◆ YOUR TASK
Using the data below, gather each line that includes the word "مكتوب".

◆ PROVIDED RECORDS
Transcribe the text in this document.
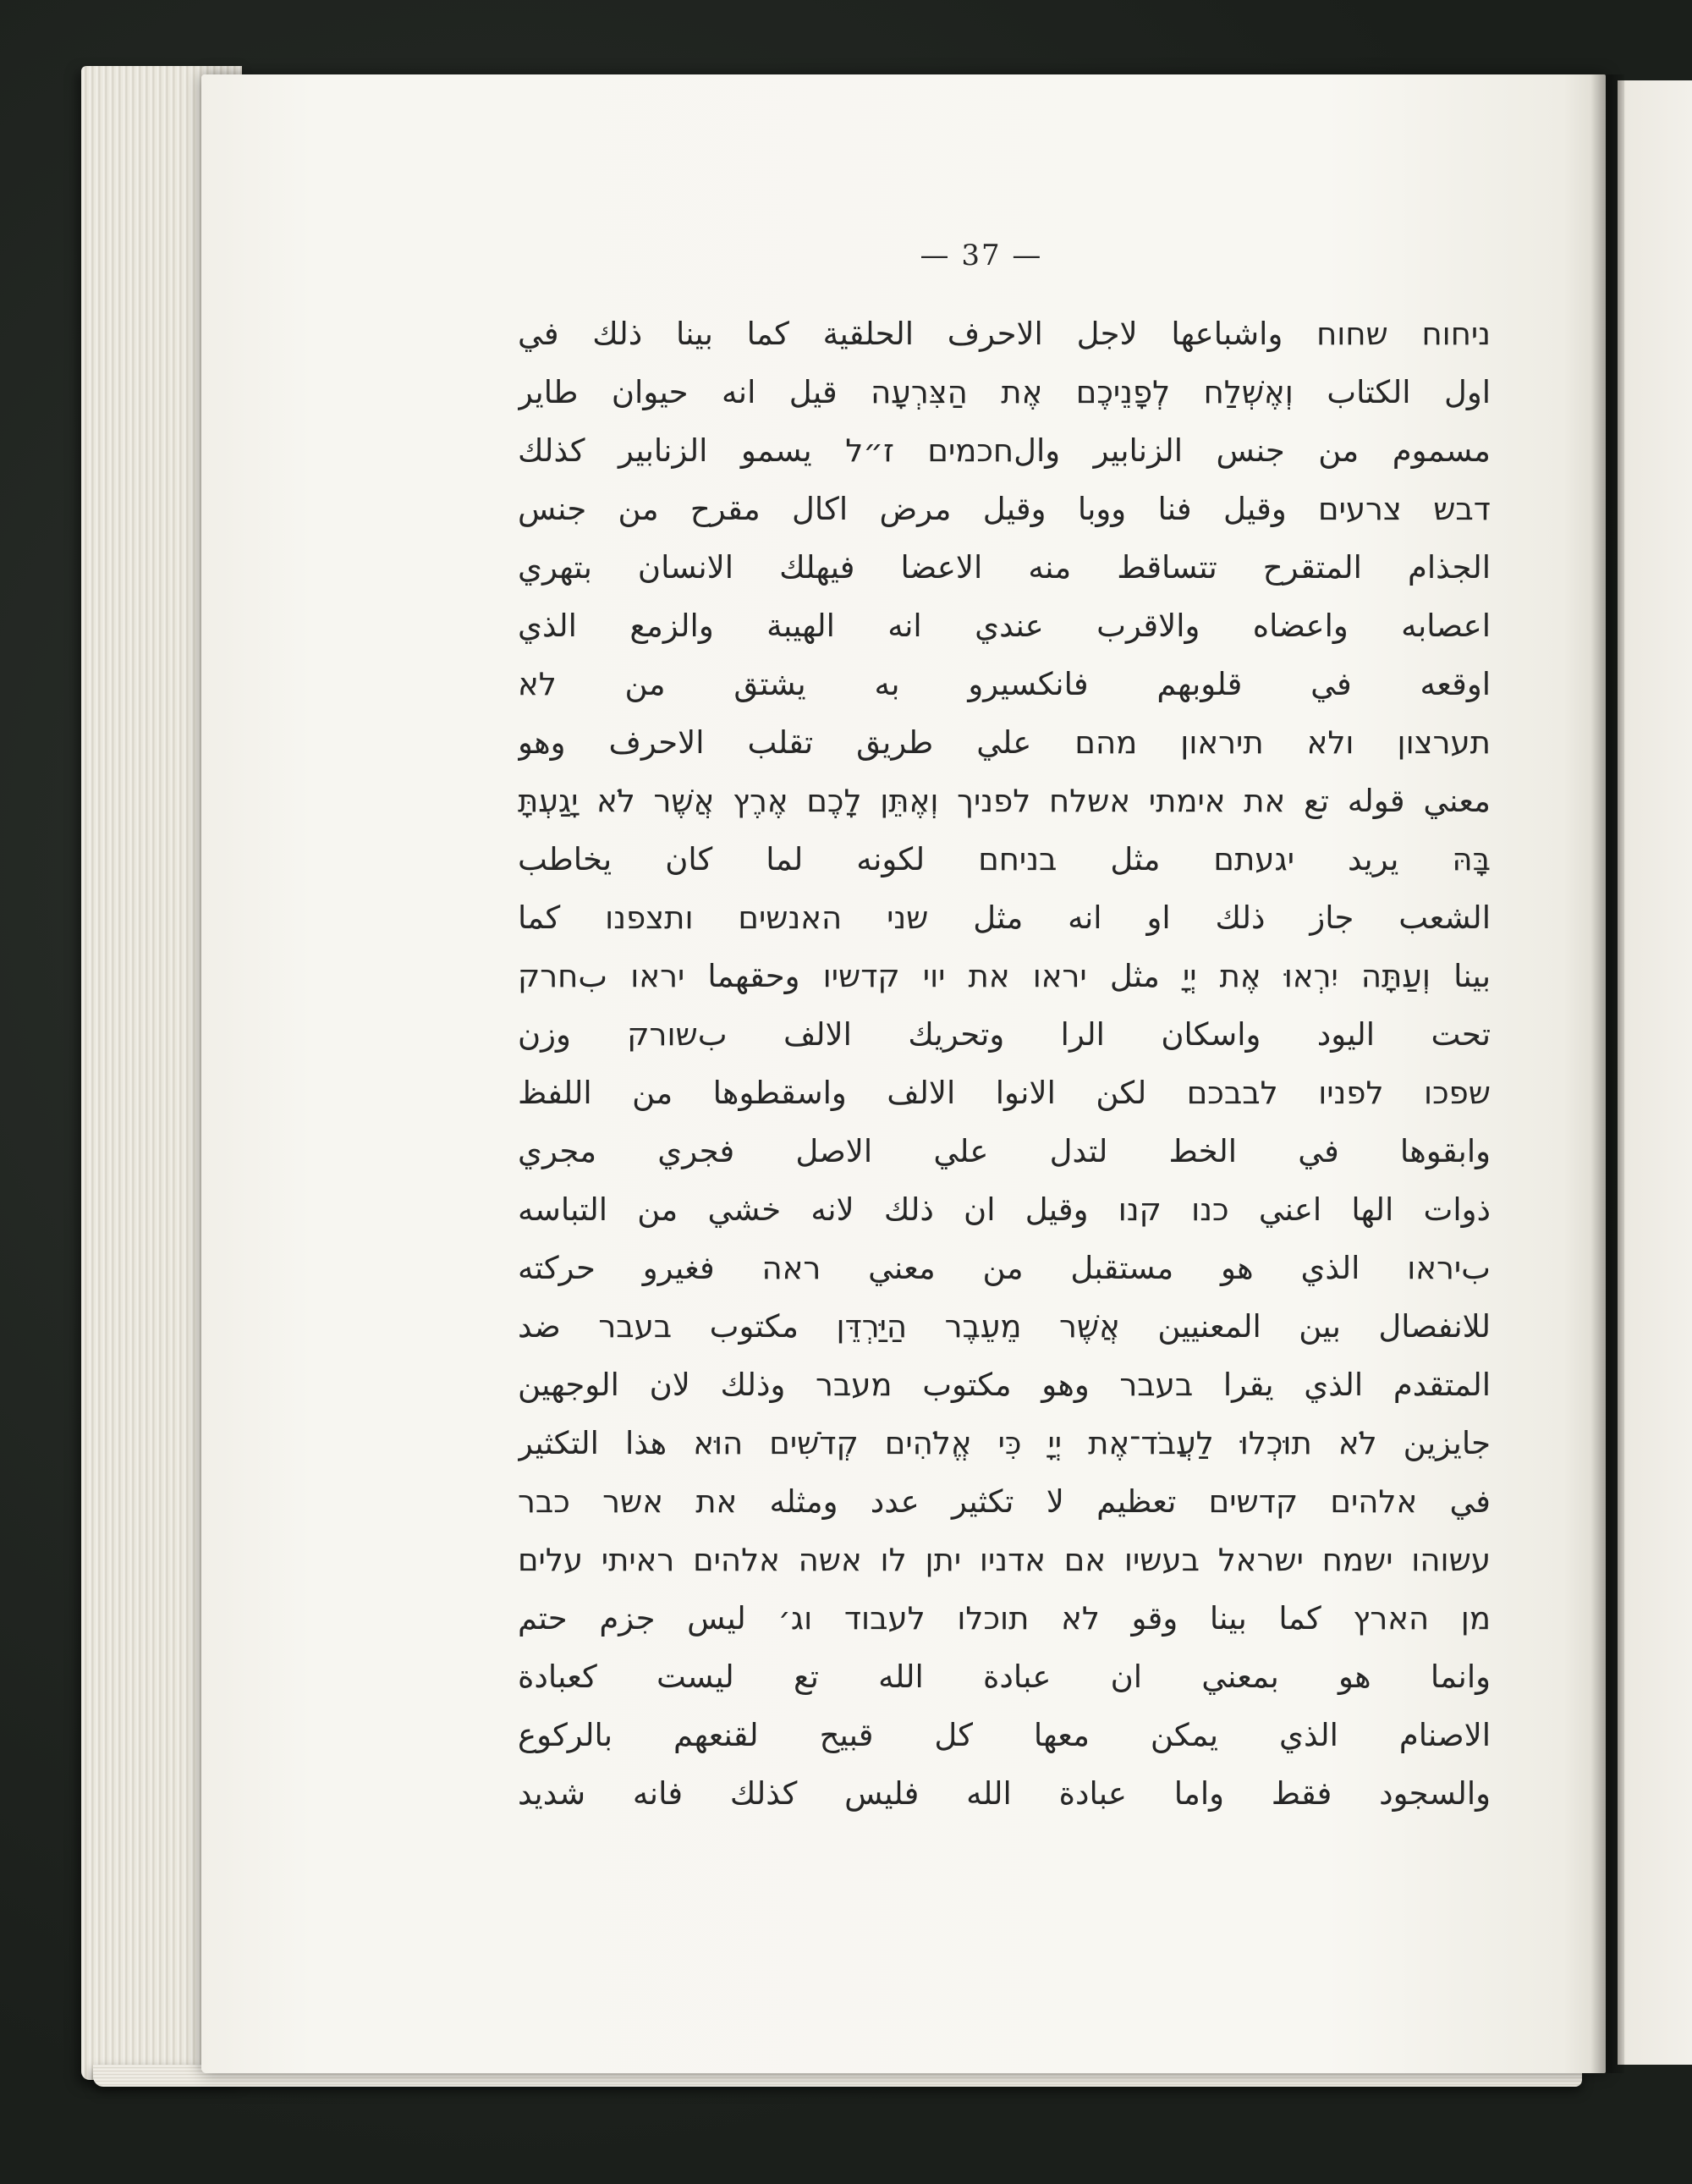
— 37 —
ניחוח שחוח واشباعها لاجل الاحرف الحلقية كما بينا ذلك في
اول الكتاب וְאֶשְׁלַח לְפָנֵיכֶם אֶת הַצִּרְעָה قيل انه حيوان طاير
مسموم من جنس الزنابير والחכמים ז״ל يسمو الزنابير كذلك
דבש צרעים وقيل فنا ووبا وقيل مرض اكال مقرح من جنس
الجذام المتقرح تتساقط منه الاعضا فيهلك الانسان بتهري
اعصابه واعضاه والاقرب عندي انه الهيبة والزمع الذي
اوقعه في قلوبهم فانكسيرو به يشتق من לא
תערצון ולא תיראון מהם علي طريق تقلب الاحرف وهو
معني قوله تع את אימתי אשלח לפניך וְאֶתֵּן לָכֶם אֶרֶץ אֲשֶׁר לֹא יָגַעְתָּ
בָּהּ يريد יגעתם مثل בניחם لكونه لما كان يخاطب
الشعب جاز ذلك او انه مثل שני האנשים ותצפנו كما
بينا וְעַתָּה יִרְאוּ אֶת יְיָ مثل יראו את יוי קדשיו وحقهما יראו بחרק
تحت اليود واسكان الرا وتحريك الالف بשורק وزن
שפכו לפניו לבבכם لكن الانوا الالف واسقطوها من اللفظ
وابقوها في الخط لتدل علي الاصل فجري مجري
ذوات الها اعني כנו קנו وقيل ان ذلك لانه خشي من التباسه
بיראו الذي هو مستقبل من معني ראה فغيرو حركته
للانفصال بين المعنيين אֲשֶׁר מֵעֵבֶר הַיַּרְדֵּן مكتوب בעבר ضد
المتقدم الذي يقرا בעבר وهو مكتوب מעבר وذلك لان الوجهين
جايزين לֹא תוּכְלוּ לַעֲבֹד־אֶת יְיָ כִּי אֱלֹהִים קְדֹשִׁים הוּא هذا التكثير
في אלהים קדשים تعظيم لا تكثير عدد ومثله את אשר כבר
עשוהו ישמח ישראל בעשיו אם אדניו יתן לו אשה אלהים ראיתי עלים
מן הארץ كما بينا وقو לא תוכלו לעבוד וג׳ ليس جزم حتم
وانما هو بمعني ان عبادة الله تع ليست كعبادة
الاصنام الذي يمكن معها كل قبيح لقنعهم بالركوع
والسجود فقط واما عبادة الله فليس كذلك فانه شديد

◆ FULL OUTPUT
للانفصال بين المعنيين אֲשֶׁר מֵעֵבֶר הַיַּרְדֵּן مكتوب בעבר ضد
المتقدم الذي يقرا בעבר وهو مكتوب מעבר وذلك لان الوجهين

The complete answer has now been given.